**** Data for the task

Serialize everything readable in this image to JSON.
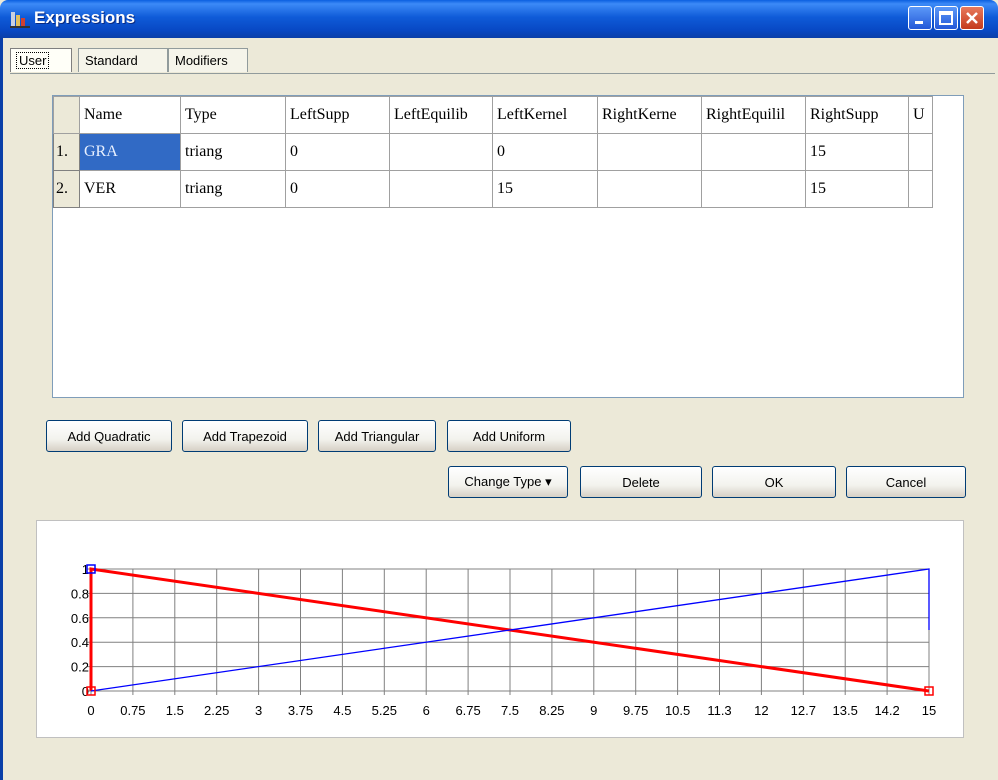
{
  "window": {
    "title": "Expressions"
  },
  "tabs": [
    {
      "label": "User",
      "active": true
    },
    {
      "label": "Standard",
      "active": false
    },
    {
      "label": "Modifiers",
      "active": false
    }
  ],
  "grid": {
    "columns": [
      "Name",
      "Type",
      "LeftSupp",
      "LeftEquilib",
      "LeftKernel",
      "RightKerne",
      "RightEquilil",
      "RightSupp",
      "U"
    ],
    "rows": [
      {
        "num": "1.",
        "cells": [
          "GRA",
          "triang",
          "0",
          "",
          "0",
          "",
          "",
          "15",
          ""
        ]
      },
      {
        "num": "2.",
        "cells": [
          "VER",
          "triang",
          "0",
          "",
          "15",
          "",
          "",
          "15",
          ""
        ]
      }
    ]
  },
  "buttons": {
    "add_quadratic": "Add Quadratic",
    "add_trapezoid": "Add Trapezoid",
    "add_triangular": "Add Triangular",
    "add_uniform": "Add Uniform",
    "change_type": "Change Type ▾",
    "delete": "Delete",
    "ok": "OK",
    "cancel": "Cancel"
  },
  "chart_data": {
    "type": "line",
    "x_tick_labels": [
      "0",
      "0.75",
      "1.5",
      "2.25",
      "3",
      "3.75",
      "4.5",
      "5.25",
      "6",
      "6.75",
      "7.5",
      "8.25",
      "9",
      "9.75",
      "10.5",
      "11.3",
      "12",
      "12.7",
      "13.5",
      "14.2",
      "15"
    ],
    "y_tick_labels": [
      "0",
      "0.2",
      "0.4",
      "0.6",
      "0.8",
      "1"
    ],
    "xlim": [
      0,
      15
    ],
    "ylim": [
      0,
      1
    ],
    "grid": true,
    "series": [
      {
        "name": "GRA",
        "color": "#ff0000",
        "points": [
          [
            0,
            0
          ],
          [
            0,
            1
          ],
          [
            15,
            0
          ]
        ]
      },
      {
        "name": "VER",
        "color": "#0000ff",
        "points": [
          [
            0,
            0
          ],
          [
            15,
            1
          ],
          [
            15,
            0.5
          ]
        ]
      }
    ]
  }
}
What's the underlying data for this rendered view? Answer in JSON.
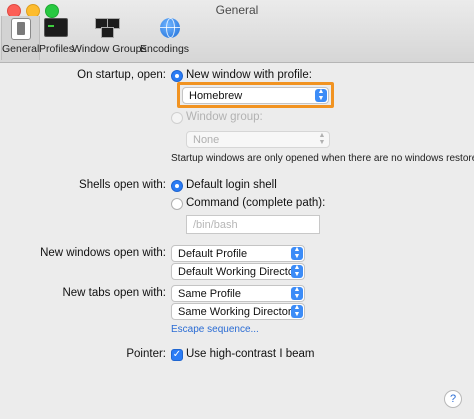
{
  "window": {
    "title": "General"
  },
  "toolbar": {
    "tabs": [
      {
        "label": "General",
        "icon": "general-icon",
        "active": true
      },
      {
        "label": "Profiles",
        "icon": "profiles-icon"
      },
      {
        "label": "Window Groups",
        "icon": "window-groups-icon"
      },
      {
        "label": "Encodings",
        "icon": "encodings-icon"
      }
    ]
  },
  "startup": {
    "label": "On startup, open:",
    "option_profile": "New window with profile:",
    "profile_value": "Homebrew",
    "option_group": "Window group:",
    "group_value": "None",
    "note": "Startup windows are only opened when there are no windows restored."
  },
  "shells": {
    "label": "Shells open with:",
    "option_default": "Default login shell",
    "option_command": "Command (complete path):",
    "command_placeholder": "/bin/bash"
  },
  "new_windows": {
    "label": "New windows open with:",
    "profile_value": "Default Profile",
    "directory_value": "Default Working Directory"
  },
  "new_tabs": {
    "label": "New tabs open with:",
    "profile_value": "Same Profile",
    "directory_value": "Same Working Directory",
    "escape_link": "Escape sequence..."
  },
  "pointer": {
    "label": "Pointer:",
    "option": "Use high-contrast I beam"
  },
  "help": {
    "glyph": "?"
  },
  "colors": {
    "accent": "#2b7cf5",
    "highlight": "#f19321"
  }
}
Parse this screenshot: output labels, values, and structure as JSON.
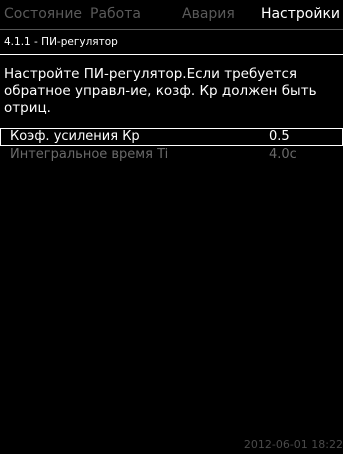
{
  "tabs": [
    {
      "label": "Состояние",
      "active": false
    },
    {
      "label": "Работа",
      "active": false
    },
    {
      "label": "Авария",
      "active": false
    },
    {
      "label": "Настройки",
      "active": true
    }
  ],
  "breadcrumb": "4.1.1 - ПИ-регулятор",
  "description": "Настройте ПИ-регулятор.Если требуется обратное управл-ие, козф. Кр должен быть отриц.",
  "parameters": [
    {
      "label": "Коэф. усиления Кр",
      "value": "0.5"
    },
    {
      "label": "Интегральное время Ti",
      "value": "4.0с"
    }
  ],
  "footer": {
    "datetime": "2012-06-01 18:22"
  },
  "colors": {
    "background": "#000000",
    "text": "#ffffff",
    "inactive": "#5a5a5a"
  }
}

********

# Stated exercise
Pictures are to be left out; all else in the entries above is to be quoted exactly.

# Task output
Serialize everything readable in this image to JSON.
{
  "window": {
    "title": "Expressions"
  },
  "tabs": [
    {
      "label": "User",
      "active": true
    },
    {
      "label": "Standard",
      "active": false
    },
    {
      "label": "Modifiers",
      "active": false
    }
  ],
  "grid": {
    "columns": [
      "Name",
      "Type",
      "LeftSupp",
      "LeftEquilib",
      "LeftKernel",
      "RightKerne",
      "RightEquilil",
      "RightSupp",
      "U"
    ],
    "rows": [
      {
        "num": "1.",
        "cells": [
          "GRA",
          "triang",
          "0",
          "",
          "0",
          "",
          "",
          "15",
          ""
        ]
      },
      {
        "num": "2.",
        "cells": [
          "VER",
          "triang",
          "0",
          "",
          "15",
          "",
          "",
          "15",
          ""
        ]
      }
    ]
  },
  "buttons": {
    "add_quadratic": "Add Quadratic",
    "add_trapezoid": "Add Trapezoid",
    "add_triangular": "Add Triangular",
    "add_uniform": "Add Uniform",
    "change_type": "Change Type ▾",
    "delete": "Delete",
    "ok": "OK",
    "cancel": "Cancel"
  },
  "chart_data": {
    "type": "line",
    "x_tick_labels": [
      "0",
      "0.75",
      "1.5",
      "2.25",
      "3",
      "3.75",
      "4.5",
      "5.25",
      "6",
      "6.75",
      "7.5",
      "8.25",
      "9",
      "9.75",
      "10.5",
      "11.3",
      "12",
      "12.7",
      "13.5",
      "14.2",
      "15"
    ],
    "y_tick_labels": [
      "0",
      "0.2",
      "0.4",
      "0.6",
      "0.8",
      "1"
    ],
    "xlim": [
      0,
      15
    ],
    "ylim": [
      0,
      1
    ],
    "grid": true,
    "series": [
      {
        "name": "GRA",
        "color": "#ff0000",
        "points": [
          [
            0,
            0
          ],
          [
            0,
            1
          ],
          [
            15,
            0
          ]
        ]
      },
      {
        "name": "VER",
        "color": "#0000ff",
        "points": [
          [
            0,
            0
          ],
          [
            15,
            1
          ],
          [
            15,
            0.5
          ]
        ]
      }
    ]
  }
}
What's the underlying data for this rendered view? Answer in JSON.
{
  "window": {
    "title": "General"
  },
  "toolbar": {
    "tabs": [
      {
        "label": "General",
        "icon": "general-icon",
        "active": true
      },
      {
        "label": "Profiles",
        "icon": "profiles-icon"
      },
      {
        "label": "Window Groups",
        "icon": "window-groups-icon"
      },
      {
        "label": "Encodings",
        "icon": "encodings-icon"
      }
    ]
  },
  "startup": {
    "label": "On startup, open:",
    "option_profile": "New window with profile:",
    "profile_value": "Homebrew",
    "option_group": "Window group:",
    "group_value": "None",
    "note": "Startup windows are only opened when there are no windows restored."
  },
  "shells": {
    "label": "Shells open with:",
    "option_default": "Default login shell",
    "option_command": "Command (complete path):",
    "command_placeholder": "/bin/bash"
  },
  "new_windows": {
    "label": "New windows open with:",
    "profile_value": "Default Profile",
    "directory_value": "Default Working Directory"
  },
  "new_tabs": {
    "label": "New tabs open with:",
    "profile_value": "Same Profile",
    "directory_value": "Same Working Directory",
    "escape_link": "Escape sequence..."
  },
  "pointer": {
    "label": "Pointer:",
    "option": "Use high-contrast I beam"
  },
  "help": {
    "glyph": "?"
  },
  "colors": {
    "accent": "#2b7cf5",
    "highlight": "#f19321"
  }
}
Parse this screenshot: output labels, values, and structure as JSON.
{
  "tabs": [
    {
      "label": "Состояние",
      "active": false
    },
    {
      "label": "Работа",
      "active": false
    },
    {
      "label": "Авария",
      "active": false
    },
    {
      "label": "Настройки",
      "active": true
    }
  ],
  "breadcrumb": "4.1.1 - ПИ-регулятор",
  "description": "Настройте ПИ-регулятор.Если требуется обратное управл-ие, козф. Кр должен быть отриц.",
  "parameters": [
    {
      "label": "Коэф. усиления Кр",
      "value": "0.5"
    },
    {
      "label": "Интегральное время Ti",
      "value": "4.0с"
    }
  ],
  "footer": {
    "datetime": "2012-06-01 18:22"
  },
  "colors": {
    "background": "#000000",
    "text": "#ffffff",
    "inactive": "#5a5a5a"
  }
}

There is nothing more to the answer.